What is expected: Copy every line of the data in which the word "AUDITORIO" occurs.

(A run of records)
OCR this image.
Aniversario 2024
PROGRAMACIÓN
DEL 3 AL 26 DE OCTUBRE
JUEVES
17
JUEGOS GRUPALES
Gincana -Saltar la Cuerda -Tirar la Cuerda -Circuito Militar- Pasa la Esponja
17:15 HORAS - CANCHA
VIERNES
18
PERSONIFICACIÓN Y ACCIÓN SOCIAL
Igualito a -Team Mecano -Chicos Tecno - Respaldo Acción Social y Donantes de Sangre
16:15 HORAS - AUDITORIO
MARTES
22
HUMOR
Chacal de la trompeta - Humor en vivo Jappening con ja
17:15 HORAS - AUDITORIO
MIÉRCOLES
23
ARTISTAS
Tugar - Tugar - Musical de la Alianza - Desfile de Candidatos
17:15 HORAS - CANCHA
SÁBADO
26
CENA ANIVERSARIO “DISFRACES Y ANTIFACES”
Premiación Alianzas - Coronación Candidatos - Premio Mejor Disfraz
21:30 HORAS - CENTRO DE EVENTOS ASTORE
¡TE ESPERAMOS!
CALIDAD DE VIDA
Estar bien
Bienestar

Expected output:
16:15 HORAS - AUDITORIO
17:15 HORAS - AUDITORIO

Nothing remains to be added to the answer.